Take every line from the listing below that contains "days".

....................

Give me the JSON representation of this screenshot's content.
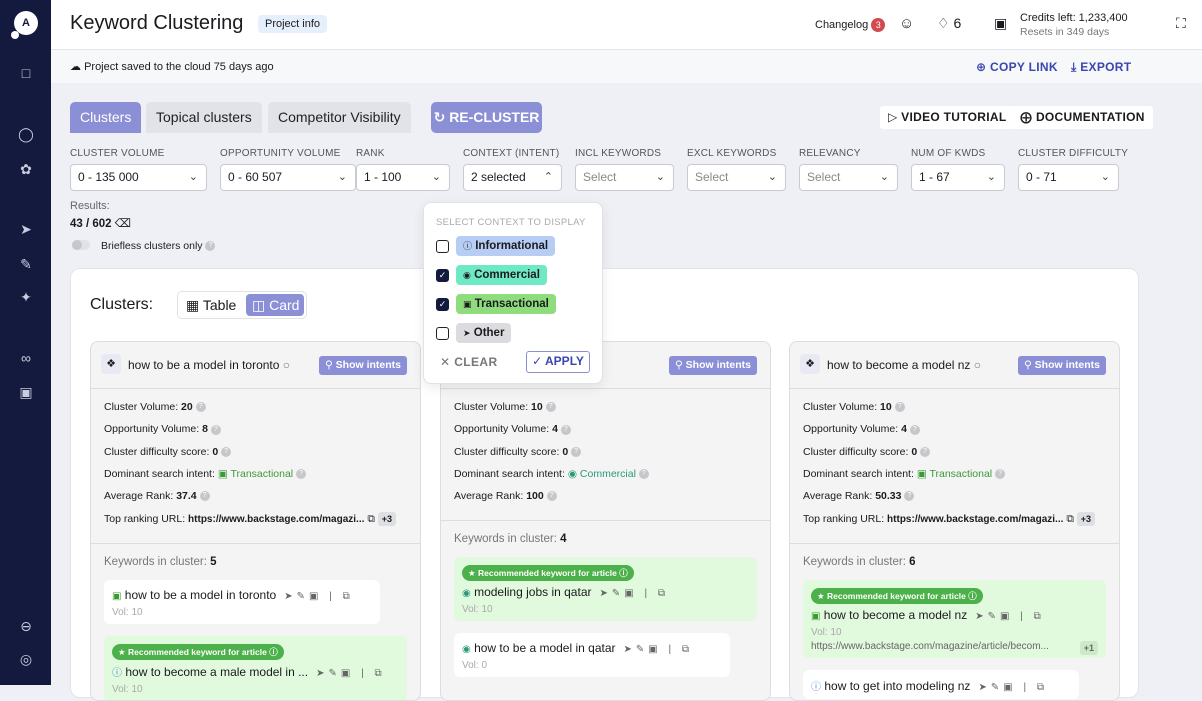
{
  "header": {
    "title": "Keyword Clustering",
    "project_info": "Project info",
    "changelog": "Changelog",
    "changelog_count": "3",
    "notifications": "6",
    "credits": "Credits left: 1,233,400",
    "resets": "Resets in 349 days"
  },
  "subbar": {
    "saved": "Project saved to the cloud 75 days ago",
    "copy_link": "COPY LINK",
    "export": "EXPORT"
  },
  "tabs": [
    {
      "label": "Clusters",
      "active": true
    },
    {
      "label": "Topical clusters"
    },
    {
      "label": "Competitor Visibility"
    }
  ],
  "recluster": "RE-CLUSTER",
  "video_tutorial": "VIDEO TUTORIAL",
  "documentation": "DOCUMENTATION",
  "filters": [
    {
      "label": "CLUSTER VOLUME",
      "value": "0 - 135 000"
    },
    {
      "label": "OPPORTUNITY VOLUME",
      "value": "0 - 60 507"
    },
    {
      "label": "RANK",
      "value": "1 - 100"
    },
    {
      "label": "CONTEXT (INTENT)",
      "value": "2 selected"
    },
    {
      "label": "INCL KEYWORDS",
      "placeholder": "Select"
    },
    {
      "label": "EXCL KEYWORDS",
      "placeholder": "Select"
    },
    {
      "label": "RELEVANCY",
      "placeholder": "Select"
    },
    {
      "label": "NUM OF KWDS",
      "value": "1 - 67"
    },
    {
      "label": "CLUSTER DIFFICULTY",
      "value": "0 - 71"
    }
  ],
  "results": {
    "label": "Results:",
    "value": "43 / 602"
  },
  "briefless": {
    "label": "Briefless clusters only",
    "on": false
  },
  "context_dropdown": {
    "heading": "SELECT CONTEXT TO DISPLAY",
    "options": [
      {
        "label": "Informational",
        "checked": false,
        "color": "#b7cdf3"
      },
      {
        "label": "Commercial",
        "checked": true,
        "color": "#6fe9c3"
      },
      {
        "label": "Transactional",
        "checked": true,
        "color": "#8fdc7d"
      },
      {
        "label": "Other",
        "checked": false,
        "color": "#dcdce0"
      }
    ],
    "clear": "CLEAR",
    "apply": "APPLY"
  },
  "clusters": {
    "label": "Clusters:",
    "view_table": "Table",
    "view_card": "Card",
    "view_selected": "Card"
  },
  "labels": {
    "show_intents": "Show intents",
    "cluster_volume": "Cluster Volume:",
    "opportunity_volume": "Opportunity Volume:",
    "difficulty": "Cluster difficulty score:",
    "intent": "Dominant search intent:",
    "avg_rank": "Average Rank:",
    "top_url": "Top ranking URL:",
    "keywords_in_cluster": "Keywords in cluster:",
    "recommended": "Recommended keyword for article"
  },
  "cards": [
    {
      "title": "how to be a model in toronto",
      "cluster_volume": "20",
      "opportunity_volume": "8",
      "difficulty": "0",
      "intent": "Transactional",
      "avg_rank": "37.4",
      "top_url": "https://www.backstage.com/magazi...",
      "url_more": "+3",
      "kw_count": "5",
      "keywords": [
        {
          "text": "how to be a model in toronto",
          "vol": "Vol: 10",
          "rec": false,
          "intent": "transactional"
        },
        {
          "text": "how to become a male model in ...",
          "vol": "Vol: 10",
          "rec": true,
          "intent": "informational"
        }
      ]
    },
    {
      "title": "",
      "cluster_volume": "10",
      "opportunity_volume": "4",
      "difficulty": "0",
      "intent": "Commercial",
      "avg_rank": "100",
      "kw_count": "4",
      "keywords": [
        {
          "text": "modeling jobs in qatar",
          "vol": "Vol: 10",
          "rec": true,
          "intent": "commercial"
        },
        {
          "text": "how to be a model in qatar",
          "vol": "Vol: 0",
          "rec": false,
          "intent": "commercial"
        }
      ]
    },
    {
      "title": "how to become a model nz",
      "cluster_volume": "10",
      "opportunity_volume": "4",
      "difficulty": "0",
      "intent": "Transactional",
      "avg_rank": "50.33",
      "top_url": "https://www.backstage.com/magazi...",
      "url_more": "+3",
      "kw_count": "6",
      "keywords": [
        {
          "text": "how to become a model nz",
          "vol": "Vol: 10",
          "rec": true,
          "intent": "transactional",
          "url": "https://www.backstage.com/magazine/article/becom...",
          "url_more": "+1"
        },
        {
          "text": "how to get into modeling nz",
          "vol": "",
          "rec": false,
          "intent": "informational"
        }
      ]
    }
  ],
  "colors": {
    "sidebar": "#141a3e",
    "accent": "#8b8fd6",
    "link": "#3b45b0",
    "transactional": "#3c9a35",
    "commercial": "#2a9a7a",
    "recommended": "#4cb14a"
  }
}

....................

## Solution for this exercise
    "resets": "Resets in 349 days"
    "saved": "Project saved to the cloud 75 days ago",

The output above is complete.